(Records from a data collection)

-------

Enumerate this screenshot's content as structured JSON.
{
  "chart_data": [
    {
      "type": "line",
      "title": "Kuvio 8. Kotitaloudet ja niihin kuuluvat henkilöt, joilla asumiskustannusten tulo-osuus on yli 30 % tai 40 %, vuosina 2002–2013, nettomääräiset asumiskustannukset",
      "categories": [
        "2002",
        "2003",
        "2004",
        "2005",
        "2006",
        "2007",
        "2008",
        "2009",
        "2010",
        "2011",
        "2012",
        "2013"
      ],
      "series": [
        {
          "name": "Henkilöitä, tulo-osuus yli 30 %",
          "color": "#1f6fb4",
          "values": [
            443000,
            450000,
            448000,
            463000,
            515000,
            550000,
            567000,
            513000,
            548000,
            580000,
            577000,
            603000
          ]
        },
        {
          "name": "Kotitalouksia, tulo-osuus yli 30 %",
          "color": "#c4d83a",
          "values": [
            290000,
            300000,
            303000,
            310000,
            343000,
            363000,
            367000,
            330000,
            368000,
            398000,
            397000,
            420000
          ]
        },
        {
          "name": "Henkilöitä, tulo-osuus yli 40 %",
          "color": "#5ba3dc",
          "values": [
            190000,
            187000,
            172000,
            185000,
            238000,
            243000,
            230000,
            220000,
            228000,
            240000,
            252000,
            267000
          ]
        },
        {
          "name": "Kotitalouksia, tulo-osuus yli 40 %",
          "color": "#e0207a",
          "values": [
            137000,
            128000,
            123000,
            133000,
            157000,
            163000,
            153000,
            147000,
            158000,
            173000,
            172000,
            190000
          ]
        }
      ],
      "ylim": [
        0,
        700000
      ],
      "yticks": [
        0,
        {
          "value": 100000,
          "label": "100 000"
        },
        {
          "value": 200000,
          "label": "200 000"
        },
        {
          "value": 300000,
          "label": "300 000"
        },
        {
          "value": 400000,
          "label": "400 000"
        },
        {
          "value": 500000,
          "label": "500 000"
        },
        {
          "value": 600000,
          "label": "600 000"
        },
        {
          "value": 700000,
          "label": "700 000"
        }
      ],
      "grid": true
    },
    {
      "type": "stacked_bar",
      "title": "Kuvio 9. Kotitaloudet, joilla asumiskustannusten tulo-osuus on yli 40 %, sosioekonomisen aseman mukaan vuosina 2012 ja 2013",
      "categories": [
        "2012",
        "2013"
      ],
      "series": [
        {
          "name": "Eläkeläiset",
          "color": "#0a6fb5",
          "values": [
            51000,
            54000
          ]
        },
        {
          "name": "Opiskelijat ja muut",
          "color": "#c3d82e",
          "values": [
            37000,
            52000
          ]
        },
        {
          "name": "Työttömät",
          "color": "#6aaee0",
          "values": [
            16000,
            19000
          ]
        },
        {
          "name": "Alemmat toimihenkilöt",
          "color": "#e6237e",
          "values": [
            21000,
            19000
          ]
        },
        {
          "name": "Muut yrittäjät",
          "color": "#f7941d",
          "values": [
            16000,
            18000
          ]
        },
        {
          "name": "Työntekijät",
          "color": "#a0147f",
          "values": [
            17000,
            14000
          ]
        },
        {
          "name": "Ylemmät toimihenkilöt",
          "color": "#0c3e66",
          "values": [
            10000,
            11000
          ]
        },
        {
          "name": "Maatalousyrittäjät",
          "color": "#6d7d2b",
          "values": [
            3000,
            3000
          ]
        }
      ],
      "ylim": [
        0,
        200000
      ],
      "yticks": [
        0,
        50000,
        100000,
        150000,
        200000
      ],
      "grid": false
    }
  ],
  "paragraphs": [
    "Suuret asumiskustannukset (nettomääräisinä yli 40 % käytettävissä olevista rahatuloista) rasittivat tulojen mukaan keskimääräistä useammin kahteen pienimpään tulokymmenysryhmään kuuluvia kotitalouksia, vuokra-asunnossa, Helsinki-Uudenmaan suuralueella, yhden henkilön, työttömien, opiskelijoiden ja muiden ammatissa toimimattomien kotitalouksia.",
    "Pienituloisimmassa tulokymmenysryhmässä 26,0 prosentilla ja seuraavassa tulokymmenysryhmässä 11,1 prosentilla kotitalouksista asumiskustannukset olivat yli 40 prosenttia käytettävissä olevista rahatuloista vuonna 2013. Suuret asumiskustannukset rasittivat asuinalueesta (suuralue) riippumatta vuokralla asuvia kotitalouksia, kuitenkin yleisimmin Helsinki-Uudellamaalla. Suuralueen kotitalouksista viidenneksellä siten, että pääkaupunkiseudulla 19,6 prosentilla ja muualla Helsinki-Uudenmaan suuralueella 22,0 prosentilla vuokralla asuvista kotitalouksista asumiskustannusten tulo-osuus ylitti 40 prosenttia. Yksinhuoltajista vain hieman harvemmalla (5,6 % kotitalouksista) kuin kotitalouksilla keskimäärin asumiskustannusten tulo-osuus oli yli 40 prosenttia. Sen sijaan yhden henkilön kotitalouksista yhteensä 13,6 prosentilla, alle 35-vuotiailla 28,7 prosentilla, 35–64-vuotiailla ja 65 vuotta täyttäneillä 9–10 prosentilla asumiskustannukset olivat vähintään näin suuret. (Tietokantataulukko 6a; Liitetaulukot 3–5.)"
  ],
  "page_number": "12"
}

-------

Reproduce every line of the data verbatim.

Enumerate this screenshot's content as structured JSON.
{
  "chart_data": [
    {
      "type": "line",
      "title": "Kuvio 8. Kotitaloudet ja niihin kuuluvat henkilöt, joilla asumiskustannusten tulo-osuus on yli 30 % tai 40 %, vuosina 2002–2013, nettomääräiset asumiskustannukset",
      "categories": [
        "2002",
        "2003",
        "2004",
        "2005",
        "2006",
        "2007",
        "2008",
        "2009",
        "2010",
        "2011",
        "2012",
        "2013"
      ],
      "series": [
        {
          "name": "Henkilöitä, tulo-osuus yli 30 %",
          "color": "#1f6fb4",
          "values": [
            443000,
            450000,
            448000,
            463000,
            515000,
            550000,
            567000,
            513000,
            548000,
            580000,
            577000,
            603000
          ]
        },
        {
          "name": "Kotitalouksia, tulo-osuus yli 30 %",
          "color": "#c4d83a",
          "values": [
            290000,
            300000,
            303000,
            310000,
            343000,
            363000,
            367000,
            330000,
            368000,
            398000,
            397000,
            420000
          ]
        },
        {
          "name": "Henkilöitä, tulo-osuus yli 40 %",
          "color": "#5ba3dc",
          "values": [
            190000,
            187000,
            172000,
            185000,
            238000,
            243000,
            230000,
            220000,
            228000,
            240000,
            252000,
            267000
          ]
        },
        {
          "name": "Kotitalouksia, tulo-osuus yli 40 %",
          "color": "#e0207a",
          "values": [
            137000,
            128000,
            123000,
            133000,
            157000,
            163000,
            153000,
            147000,
            158000,
            173000,
            172000,
            190000
          ]
        }
      ],
      "ylim": [
        0,
        700000
      ],
      "yticks": [
        0,
        {
          "value": 100000,
          "label": "100 000"
        },
        {
          "value": 200000,
          "label": "200 000"
        },
        {
          "value": 300000,
          "label": "300 000"
        },
        {
          "value": 400000,
          "label": "400 000"
        },
        {
          "value": 500000,
          "label": "500 000"
        },
        {
          "value": 600000,
          "label": "600 000"
        },
        {
          "value": 700000,
          "label": "700 000"
        }
      ],
      "grid": true
    },
    {
      "type": "stacked_bar",
      "title": "Kuvio 9. Kotitaloudet, joilla asumiskustannusten tulo-osuus on yli 40 %, sosioekonomisen aseman mukaan vuosina 2012 ja 2013",
      "categories": [
        "2012",
        "2013"
      ],
      "series": [
        {
          "name": "Eläkeläiset",
          "color": "#0a6fb5",
          "values": [
            51000,
            54000
          ]
        },
        {
          "name": "Opiskelijat ja muut",
          "color": "#c3d82e",
          "values": [
            37000,
            52000
          ]
        },
        {
          "name": "Työttömät",
          "color": "#6aaee0",
          "values": [
            16000,
            19000
          ]
        },
        {
          "name": "Alemmat toimihenkilöt",
          "color": "#e6237e",
          "values": [
            21000,
            19000
          ]
        },
        {
          "name": "Muut yrittäjät",
          "color": "#f7941d",
          "values": [
            16000,
            18000
          ]
        },
        {
          "name": "Työntekijät",
          "color": "#a0147f",
          "values": [
            17000,
            14000
          ]
        },
        {
          "name": "Ylemmät toimihenkilöt",
          "color": "#0c3e66",
          "values": [
            10000,
            11000
          ]
        },
        {
          "name": "Maatalousyrittäjät",
          "color": "#6d7d2b",
          "values": [
            3000,
            3000
          ]
        }
      ],
      "ylim": [
        0,
        200000
      ],
      "yticks": [
        0,
        50000,
        100000,
        150000,
        200000
      ],
      "grid": false
    }
  ],
  "paragraphs": [
    "Suuret asumiskustannukset (nettomääräisinä yli 40 % käytettävissä olevista rahatuloista) rasittivat tulojen mukaan keskimääräistä useammin kahteen pienimpään tulokymmenysryhmään kuuluvia kotitalouksia, vuokra-asunnossa, Helsinki-Uudenmaan suuralueella, yhden henkilön, työttömien, opiskelijoiden ja muiden ammatissa toimimattomien kotitalouksia.",
    "Pienituloisimmassa tulokymmenysryhmässä 26,0 prosentilla ja seuraavassa tulokymmenysryhmässä 11,1 prosentilla kotitalouksista asumiskustannukset olivat yli 40 prosenttia käytettävissä olevista rahatuloista vuonna 2013. Suuret asumiskustannukset rasittivat asuinalueesta (suuralue) riippumatta vuokralla asuvia kotitalouksia, kuitenkin yleisimmin Helsinki-Uudellamaalla. Suuralueen kotitalouksista viidenneksellä siten, että pääkaupunkiseudulla 19,6 prosentilla ja muualla Helsinki-Uudenmaan suuralueella 22,0 prosentilla vuokralla asuvista kotitalouksista asumiskustannusten tulo-osuus ylitti 40 prosenttia. Yksinhuoltajista vain hieman harvemmalla (5,6 % kotitalouksista) kuin kotitalouksilla keskimäärin asumiskustannusten tulo-osuus oli yli 40 prosenttia. Sen sijaan yhden henkilön kotitalouksista yhteensä 13,6 prosentilla, alle 35-vuotiailla 28,7 prosentilla, 35–64-vuotiailla ja 65 vuotta täyttäneillä 9–10 prosentilla asumiskustannukset olivat vähintään näin suuret. (Tietokantataulukko 6a; Liitetaulukot 3–5.)"
  ],
  "page_number": "12"
}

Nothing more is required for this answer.